### To do
Write out the entire listing below exactly, with the pictures left out.

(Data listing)
######

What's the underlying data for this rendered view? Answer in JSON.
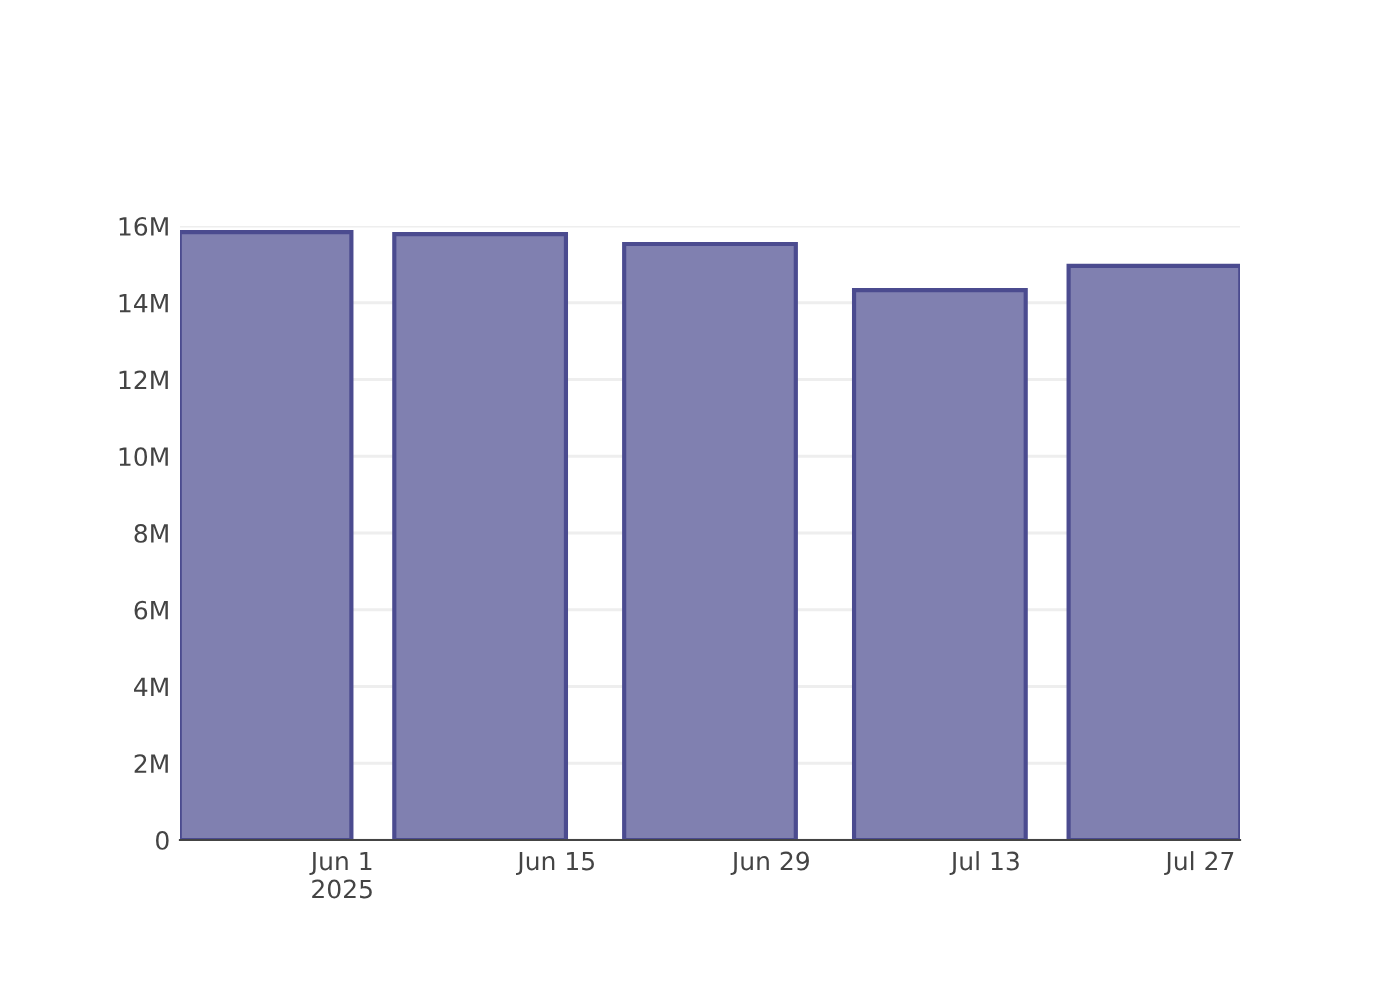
{
  "chart_data": {
    "type": "bar",
    "x": [
      "2025-05-27",
      "2025-06-10",
      "2025-06-25",
      "2025-07-10",
      "2025-07-24"
    ],
    "series": [
      {
        "color": "#8080b0",
        "values": [
          15840000,
          15790000,
          15530000,
          14330000,
          14960000
        ]
      }
    ],
    "xlim": [
      "2025-05-21T10:00",
      "2025-07-29T14:00"
    ],
    "xticks": [
      {
        "value": "2025-06-01",
        "label": "Jun 1\n2025"
      },
      {
        "value": "2025-06-15",
        "label": "Jun 15"
      },
      {
        "value": "2025-06-29",
        "label": "Jun 29"
      },
      {
        "value": "2025-07-13",
        "label": "Jul 13"
      },
      {
        "value": "2025-07-27",
        "label": "Jul 27"
      }
    ],
    "ylim": [
      0,
      16000000
    ],
    "yticks": [
      {
        "value": 0,
        "label": "0"
      },
      {
        "value": 2000000,
        "label": "2M"
      },
      {
        "value": 4000000,
        "label": "4M"
      },
      {
        "value": 6000000,
        "label": "6M"
      },
      {
        "value": 8000000,
        "label": "8M"
      },
      {
        "value": 10000000,
        "label": "10M"
      },
      {
        "value": 12000000,
        "label": "12M"
      },
      {
        "value": 14000000,
        "label": "14M"
      },
      {
        "value": 16000000,
        "label": "16M"
      }
    ],
    "grid": "y"
  }
}
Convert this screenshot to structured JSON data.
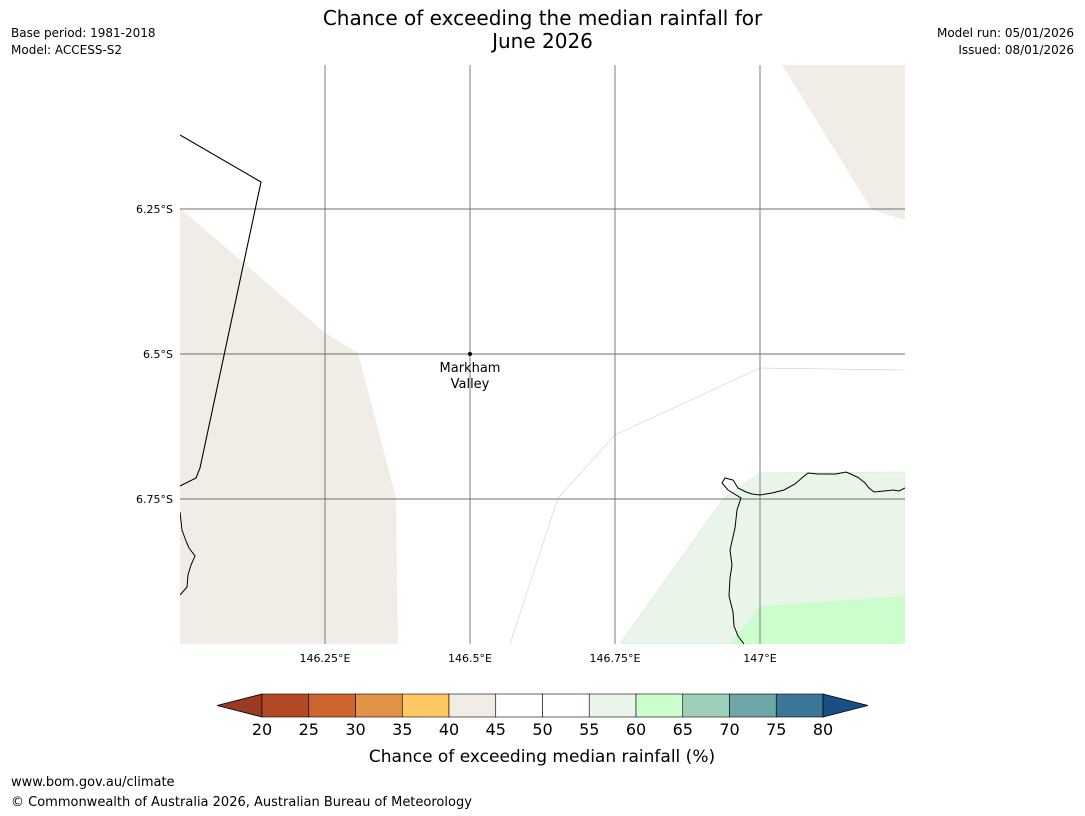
{
  "header": {
    "base_period": "Base period: 1981-2018",
    "model": "Model: ACCESS-S2",
    "model_run": "Model run: 05/01/2026",
    "issued": "Issued: 08/01/2026"
  },
  "title": {
    "line1": "Chance of exceeding the median rainfall for",
    "line2": "June 2026"
  },
  "map": {
    "lat_labels": [
      "6.25°S",
      "6.5°S",
      "6.75°S"
    ],
    "lon_labels": [
      "146.25°E",
      "146.5°E",
      "146.75°E",
      "147°E"
    ],
    "place": {
      "name_line1": "Markham",
      "name_line2": "Valley"
    }
  },
  "colorbar": {
    "title": "Chance of exceeding median rainfall (%)",
    "ticks": [
      "20",
      "25",
      "30",
      "35",
      "40",
      "45",
      "50",
      "55",
      "60",
      "65",
      "70",
      "75",
      "80"
    ],
    "colors": {
      "under": "#9a3a22",
      "bins": [
        "#b24a26",
        "#cd652f",
        "#e39345",
        "#fec962",
        "#f1ece6",
        "#ffffff",
        "#ffffff",
        "#e9f5e9",
        "#ccfdcc",
        "#9ecfb8",
        "#6ea5a6",
        "#3d7798"
      ],
      "over": "#1a4f85"
    }
  },
  "footer": {
    "url": "www.bom.gov.au/climate",
    "copyright": "© Commonwealth of Australia 2026, Australian Bureau of Meteorology"
  }
}
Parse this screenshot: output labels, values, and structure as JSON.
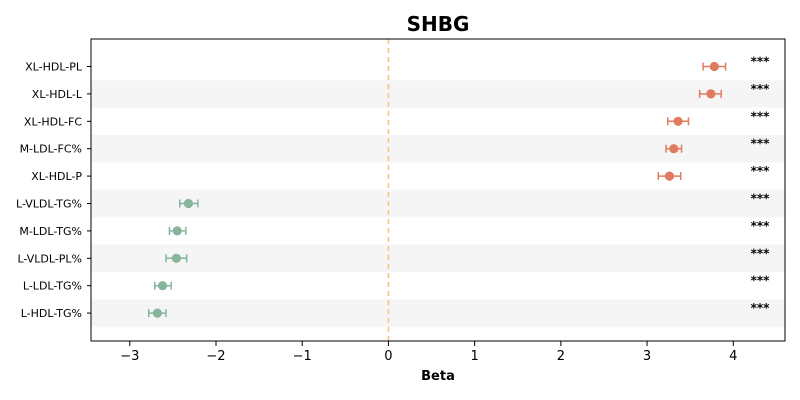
{
  "chart_data": {
    "type": "scatter",
    "subtype": "forest-plot",
    "title": "SHBG",
    "xlabel": "Beta",
    "ylabel": "",
    "xlim": [
      -3.45,
      4.6
    ],
    "xticks": [
      -3,
      -2,
      -1,
      0,
      1,
      2,
      3,
      4
    ],
    "xtick_labels": [
      "−3",
      "−2",
      "−1",
      "0",
      "1",
      "2",
      "3",
      "4"
    ],
    "reference_line": 0,
    "grid": false,
    "row_shading": "alternating",
    "colors": {
      "positive": "#e07b5f",
      "negative": "#87b59c",
      "reference_line": "#f2c57c",
      "row_band": "#f5f5f5"
    },
    "rows": [
      {
        "label": "XL-HDL-PL",
        "beta": 3.78,
        "ci_low": 3.65,
        "ci_high": 3.91,
        "sig": "***"
      },
      {
        "label": "XL-HDL-L",
        "beta": 3.74,
        "ci_low": 3.61,
        "ci_high": 3.86,
        "sig": "***"
      },
      {
        "label": "XL-HDL-FC",
        "beta": 3.36,
        "ci_low": 3.24,
        "ci_high": 3.48,
        "sig": "***"
      },
      {
        "label": "M-LDL-FC%",
        "beta": 3.31,
        "ci_low": 3.22,
        "ci_high": 3.4,
        "sig": "***"
      },
      {
        "label": "XL-HDL-P",
        "beta": 3.26,
        "ci_low": 3.13,
        "ci_high": 3.39,
        "sig": "***"
      },
      {
        "label": "L-VLDL-TG%",
        "beta": -2.32,
        "ci_low": -2.42,
        "ci_high": -2.21,
        "sig": "***"
      },
      {
        "label": "M-LDL-TG%",
        "beta": -2.45,
        "ci_low": -2.54,
        "ci_high": -2.35,
        "sig": "***"
      },
      {
        "label": "L-VLDL-PL%",
        "beta": -2.46,
        "ci_low": -2.58,
        "ci_high": -2.34,
        "sig": "***"
      },
      {
        "label": "L-LDL-TG%",
        "beta": -2.62,
        "ci_low": -2.71,
        "ci_high": -2.52,
        "sig": "***"
      },
      {
        "label": "L-HDL-TG%",
        "beta": -2.68,
        "ci_low": -2.78,
        "ci_high": -2.58,
        "sig": "***"
      }
    ]
  }
}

######

### Completed exercise
What's the underlying data for this rendered view? Answer in JSON.
{
  "chart_data": {
    "type": "bar",
    "x": [
      "2025-05-27",
      "2025-06-10",
      "2025-06-25",
      "2025-07-10",
      "2025-07-24"
    ],
    "series": [
      {
        "color": "#8080b0",
        "values": [
          15840000,
          15790000,
          15530000,
          14330000,
          14960000
        ]
      }
    ],
    "xlim": [
      "2025-05-21T10:00",
      "2025-07-29T14:00"
    ],
    "xticks": [
      {
        "value": "2025-06-01",
        "label": "Jun 1\n2025"
      },
      {
        "value": "2025-06-15",
        "label": "Jun 15"
      },
      {
        "value": "2025-06-29",
        "label": "Jun 29"
      },
      {
        "value": "2025-07-13",
        "label": "Jul 13"
      },
      {
        "value": "2025-07-27",
        "label": "Jul 27"
      }
    ],
    "ylim": [
      0,
      16000000
    ],
    "yticks": [
      {
        "value": 0,
        "label": "0"
      },
      {
        "value": 2000000,
        "label": "2M"
      },
      {
        "value": 4000000,
        "label": "4M"
      },
      {
        "value": 6000000,
        "label": "6M"
      },
      {
        "value": 8000000,
        "label": "8M"
      },
      {
        "value": 10000000,
        "label": "10M"
      },
      {
        "value": 12000000,
        "label": "12M"
      },
      {
        "value": 14000000,
        "label": "14M"
      },
      {
        "value": 16000000,
        "label": "16M"
      }
    ],
    "grid": "y"
  }
}
Convert this screenshot to structured JSON data.
{
  "header": {
    "base_period": "Base period: 1981-2018",
    "model": "Model: ACCESS-S2",
    "model_run": "Model run: 05/01/2026",
    "issued": "Issued: 08/01/2026"
  },
  "title": {
    "line1": "Chance of exceeding the median rainfall for",
    "line2": "June 2026"
  },
  "map": {
    "lat_labels": [
      "6.25°S",
      "6.5°S",
      "6.75°S"
    ],
    "lon_labels": [
      "146.25°E",
      "146.5°E",
      "146.75°E",
      "147°E"
    ],
    "place": {
      "name_line1": "Markham",
      "name_line2": "Valley"
    }
  },
  "colorbar": {
    "title": "Chance of exceeding median rainfall (%)",
    "ticks": [
      "20",
      "25",
      "30",
      "35",
      "40",
      "45",
      "50",
      "55",
      "60",
      "65",
      "70",
      "75",
      "80"
    ],
    "colors": {
      "under": "#9a3a22",
      "bins": [
        "#b24a26",
        "#cd652f",
        "#e39345",
        "#fec962",
        "#f1ece6",
        "#ffffff",
        "#ffffff",
        "#e9f5e9",
        "#ccfdcc",
        "#9ecfb8",
        "#6ea5a6",
        "#3d7798"
      ],
      "over": "#1a4f85"
    }
  },
  "footer": {
    "url": "www.bom.gov.au/climate",
    "copyright": "© Commonwealth of Australia 2026, Australian Bureau of Meteorology"
  }
}
Parse this screenshot: output labels, values, and structure as JSON.
{
  "chart_data": {
    "type": "scatter",
    "subtype": "forest-plot",
    "title": "SHBG",
    "xlabel": "Beta",
    "ylabel": "",
    "xlim": [
      -3.45,
      4.6
    ],
    "xticks": [
      -3,
      -2,
      -1,
      0,
      1,
      2,
      3,
      4
    ],
    "xtick_labels": [
      "−3",
      "−2",
      "−1",
      "0",
      "1",
      "2",
      "3",
      "4"
    ],
    "reference_line": 0,
    "grid": false,
    "row_shading": "alternating",
    "colors": {
      "positive": "#e07b5f",
      "negative": "#87b59c",
      "reference_line": "#f2c57c",
      "row_band": "#f5f5f5"
    },
    "rows": [
      {
        "label": "XL-HDL-PL",
        "beta": 3.78,
        "ci_low": 3.65,
        "ci_high": 3.91,
        "sig": "***"
      },
      {
        "label": "XL-HDL-L",
        "beta": 3.74,
        "ci_low": 3.61,
        "ci_high": 3.86,
        "sig": "***"
      },
      {
        "label": "XL-HDL-FC",
        "beta": 3.36,
        "ci_low": 3.24,
        "ci_high": 3.48,
        "sig": "***"
      },
      {
        "label": "M-LDL-FC%",
        "beta": 3.31,
        "ci_low": 3.22,
        "ci_high": 3.4,
        "sig": "***"
      },
      {
        "label": "XL-HDL-P",
        "beta": 3.26,
        "ci_low": 3.13,
        "ci_high": 3.39,
        "sig": "***"
      },
      {
        "label": "L-VLDL-TG%",
        "beta": -2.32,
        "ci_low": -2.42,
        "ci_high": -2.21,
        "sig": "***"
      },
      {
        "label": "M-LDL-TG%",
        "beta": -2.45,
        "ci_low": -2.54,
        "ci_high": -2.35,
        "sig": "***"
      },
      {
        "label": "L-VLDL-PL%",
        "beta": -2.46,
        "ci_low": -2.58,
        "ci_high": -2.34,
        "sig": "***"
      },
      {
        "label": "L-LDL-TG%",
        "beta": -2.62,
        "ci_low": -2.71,
        "ci_high": -2.52,
        "sig": "***"
      },
      {
        "label": "L-HDL-TG%",
        "beta": -2.68,
        "ci_low": -2.78,
        "ci_high": -2.58,
        "sig": "***"
      }
    ]
  }
}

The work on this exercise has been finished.